THE REQUEST :: Reproduce every entry below precisely; do not include the pictures.

MATERIAL ::
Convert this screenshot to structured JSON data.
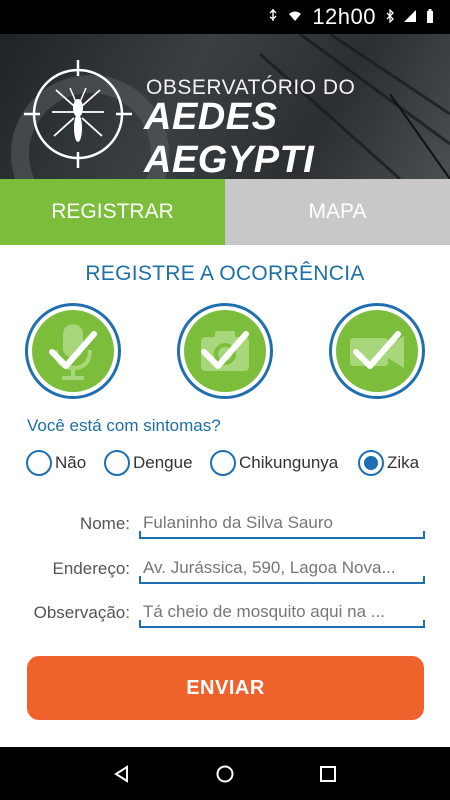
{
  "status_bar": {
    "time": "12h00"
  },
  "header": {
    "title_line1": "OBSERVATÓRIO DO",
    "title_line2": "AEDES AEGYPTI"
  },
  "tabs": [
    {
      "label": "REGISTRAR",
      "active": true
    },
    {
      "label": "MAPA",
      "active": false
    }
  ],
  "section_title": "REGISTRE A OCORRÊNCIA",
  "media_buttons": [
    {
      "icon": "microphone-icon"
    },
    {
      "icon": "camera-icon"
    },
    {
      "icon": "video-icon"
    }
  ],
  "symptoms": {
    "question": "Você está com sintomas?",
    "options": [
      {
        "label": "Não",
        "checked": false
      },
      {
        "label": "Dengue",
        "checked": false
      },
      {
        "label": "Chikungunya",
        "checked": false
      },
      {
        "label": "Zika",
        "checked": true
      }
    ]
  },
  "form": {
    "name": {
      "label": "Nome:",
      "value": "Fulaninho da Silva Sauro"
    },
    "address": {
      "label": "Endereço:",
      "value": "Av. Jurássica, 590, Lagoa Nova..."
    },
    "note": {
      "label": "Observação:",
      "value": "Tá cheio de mosquito aqui na ..."
    }
  },
  "submit_label": "ENVIAR",
  "colors": {
    "green": "#7cbd3b",
    "blue": "#1f6fb0",
    "orange": "#f0622c",
    "tab_inactive": "#c8c8c8"
  }
}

REPLY ::
Convert this screenshot to structured JSON data.
{
  "status_bar": {
    "time": "12h00"
  },
  "header": {
    "title_line1": "OBSERVATÓRIO DO",
    "title_line2": "AEDES AEGYPTI"
  },
  "tabs": [
    {
      "label": "REGISTRAR",
      "active": true
    },
    {
      "label": "MAPA",
      "active": false
    }
  ],
  "section_title": "REGISTRE A OCORRÊNCIA",
  "media_buttons": [
    {
      "icon": "microphone-icon"
    },
    {
      "icon": "camera-icon"
    },
    {
      "icon": "video-icon"
    }
  ],
  "symptoms": {
    "question": "Você está com sintomas?",
    "options": [
      {
        "label": "Não",
        "checked": false
      },
      {
        "label": "Dengue",
        "checked": false
      },
      {
        "label": "Chikungunya",
        "checked": false
      },
      {
        "label": "Zika",
        "checked": true
      }
    ]
  },
  "form": {
    "name": {
      "label": "Nome:",
      "value": "Fulaninho da Silva Sauro"
    },
    "address": {
      "label": "Endereço:",
      "value": "Av. Jurássica, 590, Lagoa Nova..."
    },
    "note": {
      "label": "Observação:",
      "value": "Tá cheio de mosquito aqui na ..."
    }
  },
  "submit_label": "ENVIAR",
  "colors": {
    "green": "#7cbd3b",
    "blue": "#1f6fb0",
    "orange": "#f0622c",
    "tab_inactive": "#c8c8c8"
  }
}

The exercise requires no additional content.